Every line from the one with "Extract all readable text from this page." through the final line must be written out exactly, and no other line; omit the pictures.

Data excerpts

** START **

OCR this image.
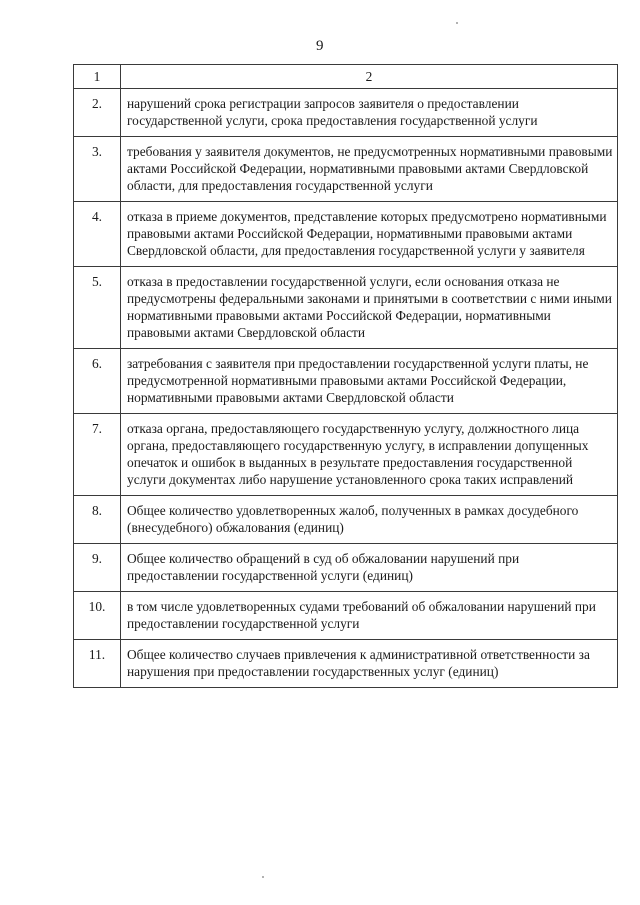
9
1	2
2.	нарушений срока регистрации запросов заявителя о предоставлении государственной услуги, срока предоставления государственной услуги
3.	требования у заявителя документов, не предусмотренных нормативными правовыми актами Российской Федерации, нормативными правовыми актами Свердловской области, для предоставления государственной услуги
4.	отказа в приеме документов, представление которых предусмотрено нормативными правовыми актами Российской Федерации, нормативными правовыми актами Свердловской области, для предоставления государственной услуги у заявителя
5.	отказа в предоставлении государственной услуги, если основания отказа не предусмотрены федеральными законами и принятыми в соответствии с ними иными нормативными правовыми актами Российской Федерации, нормативными правовыми актами Свердловской области
6.	затребования с заявителя при предоставлении государственной услуги платы, не предусмотренной нормативными правовыми актами Российской Федерации, нормативными правовыми актами Свердловской области
7.	отказа органа, предоставляющего государственную услугу, должностного лица органа, предоставляющего государственную услугу, в исправлении допущенных опечаток и ошибок в выданных в результате предоставления государственной услуги документах либо нарушение установленного срока таких исправлений
8.	Общее количество удовлетворенных жалоб, полученных в рамках досудебного (внесудебного) обжалования (единиц)
9.	Общее количество обращений в суд об обжаловании нарушений при предоставлении государственной услуги (единиц)
10.	в том числе удовлетворенных судами требований об обжаловании нарушений при предоставлении государственной услуги
11.	Общее количество случаев привлечения к административной ответственности за нарушения при предоставлении государственных услуг (единиц)
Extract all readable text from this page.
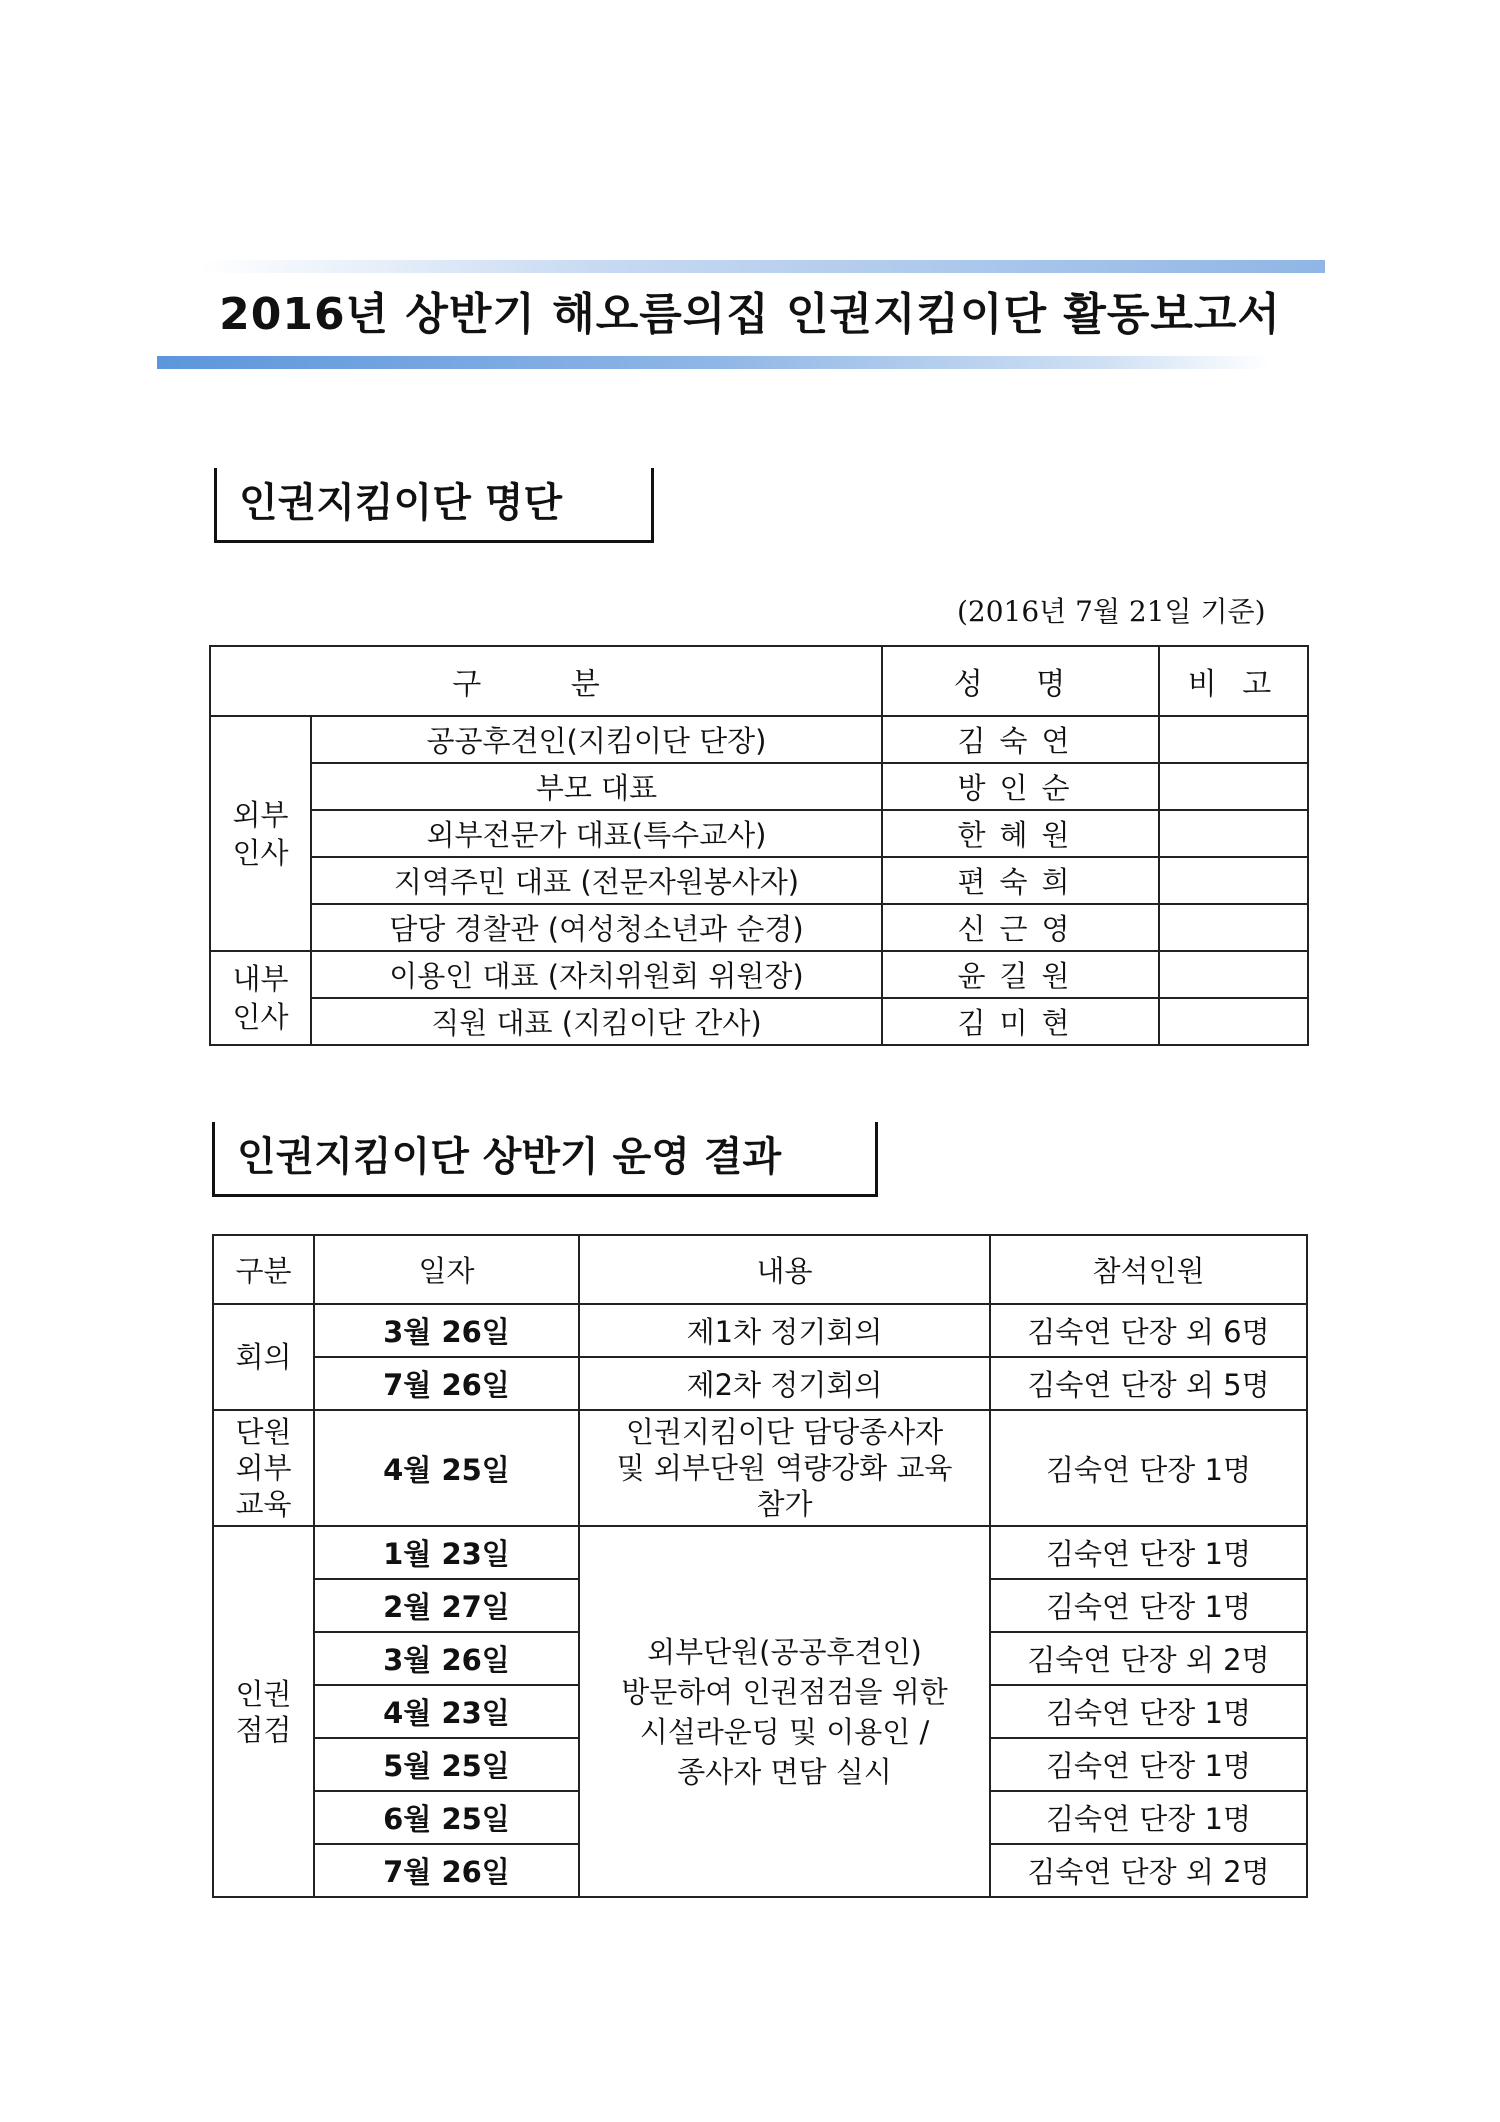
2016년 상반기 해오름의집 인권지킴이단 활동보고서
인권지킴이단 명단
(2016년 7월 21일 기준)
구 분		성 명	비 고
외부
인사	공공후견인(지킴이단 단장)	김숙연	
	부모 대표	방인순	
	외부전문가 대표(특수교사)	한혜원	
	지역주민 대표 (전문자원봉사자)	편숙희	
	담당 경찰관 (여성청소년과 순경)	신근영	
내부
인사	이용인 대표 (자치위원회 위원장)	윤길원	
	직원 대표 (지킴이단 간사)	김미현	
인권지킴이단 상반기 운영 결과
구분	일자	내용	참석인원
회의	3월 26일	제1차 정기회의	김숙연 단장 외 6명
	7월 26일	제2차 정기회의	김숙연 단장 외 5명
단원
외부
교육	4월 25일	인권지킴이단 담당종사자
및 외부단원 역량강화 교육
참가	김숙연 단장 1명
인권
점검	1월 23일	외부단원(공공후견인)
방문하여 인권점검을 위한
시설라운딩 및 이용인 /
종사자 면담 실시	김숙연 단장 1명
	2월 27일		김숙연 단장 1명
	3월 26일		김숙연 단장 외 2명
	4월 23일		김숙연 단장 1명
	5월 25일		김숙연 단장 1명
	6월 25일		김숙연 단장 1명
	7월 26일		김숙연 단장 외 2명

** END **

Answer to the exercise:
Extract all readable text from this page.
2016년 상반기 해오름의집 인권지킴이단 활동보고서
인권지킴이단 명단
(2016년 7월 21일 기준)
구 분		성 명	비 고
외부
인사	공공후견인(지킴이단 단장)	김숙연	
	부모 대표	방인순	
	외부전문가 대표(특수교사)	한혜원	
	지역주민 대표 (전문자원봉사자)	편숙희	
	담당 경찰관 (여성청소년과 순경)	신근영	
내부
인사	이용인 대표 (자치위원회 위원장)	윤길원	
	직원 대표 (지킴이단 간사)	김미현	
인권지킴이단 상반기 운영 결과
구분	일자	내용	참석인원
회의	3월 26일	제1차 정기회의	김숙연 단장 외 6명
	7월 26일	제2차 정기회의	김숙연 단장 외 5명
단원
외부
교육	4월 25일	인권지킴이단 담당종사자
및 외부단원 역량강화 교육
참가	김숙연 단장 1명
인권
점검	1월 23일	외부단원(공공후견인)
방문하여 인권점검을 위한
시설라운딩 및 이용인 /
종사자 면담 실시	김숙연 단장 1명
	2월 27일		김숙연 단장 1명
	3월 26일		김숙연 단장 외 2명
	4월 23일		김숙연 단장 1명
	5월 25일		김숙연 단장 1명
	6월 25일		김숙연 단장 1명
	7월 26일		김숙연 단장 외 2명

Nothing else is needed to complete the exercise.